GOAL: Pick out and copy every line in the records below that contains the string "help", treating uppercase and lowercase letters as different.

EXERCISE INPUTS:
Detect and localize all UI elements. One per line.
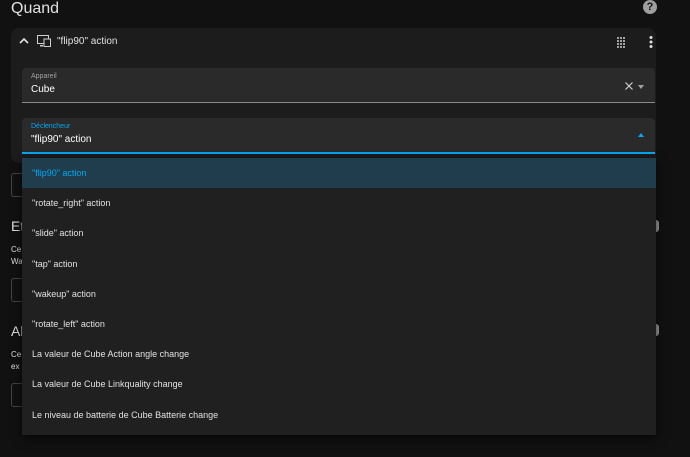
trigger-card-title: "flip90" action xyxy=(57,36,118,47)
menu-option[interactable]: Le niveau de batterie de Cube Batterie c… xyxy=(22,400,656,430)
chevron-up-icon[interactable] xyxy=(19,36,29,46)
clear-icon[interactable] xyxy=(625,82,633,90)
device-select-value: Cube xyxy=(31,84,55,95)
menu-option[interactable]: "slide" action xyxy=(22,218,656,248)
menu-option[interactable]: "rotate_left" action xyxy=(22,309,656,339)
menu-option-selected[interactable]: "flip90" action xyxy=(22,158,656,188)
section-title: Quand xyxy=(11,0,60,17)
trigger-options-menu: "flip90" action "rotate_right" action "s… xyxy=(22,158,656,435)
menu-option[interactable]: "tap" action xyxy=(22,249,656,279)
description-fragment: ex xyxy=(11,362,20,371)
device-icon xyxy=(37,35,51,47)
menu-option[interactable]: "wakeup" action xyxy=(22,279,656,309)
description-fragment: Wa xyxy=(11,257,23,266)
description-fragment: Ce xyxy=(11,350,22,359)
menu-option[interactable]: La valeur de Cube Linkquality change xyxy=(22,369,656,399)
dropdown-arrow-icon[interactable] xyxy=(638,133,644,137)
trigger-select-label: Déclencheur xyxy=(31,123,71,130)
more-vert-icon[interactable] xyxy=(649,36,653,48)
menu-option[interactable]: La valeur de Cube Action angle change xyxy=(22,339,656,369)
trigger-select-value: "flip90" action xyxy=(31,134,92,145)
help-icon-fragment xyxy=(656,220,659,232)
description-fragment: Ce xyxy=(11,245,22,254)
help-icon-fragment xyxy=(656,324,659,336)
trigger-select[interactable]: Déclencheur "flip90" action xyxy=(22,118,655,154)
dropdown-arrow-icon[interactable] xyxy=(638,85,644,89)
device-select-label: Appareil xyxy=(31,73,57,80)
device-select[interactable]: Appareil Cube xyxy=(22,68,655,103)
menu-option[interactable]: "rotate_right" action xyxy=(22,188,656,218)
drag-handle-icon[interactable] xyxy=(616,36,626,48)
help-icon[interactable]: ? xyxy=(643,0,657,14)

RESPONSE:
help-icon-fragment xyxy=(656,220,659,232)
help-icon-fragment xyxy=(656,324,659,336)
help-icon[interactable]: ? xyxy=(643,0,657,14)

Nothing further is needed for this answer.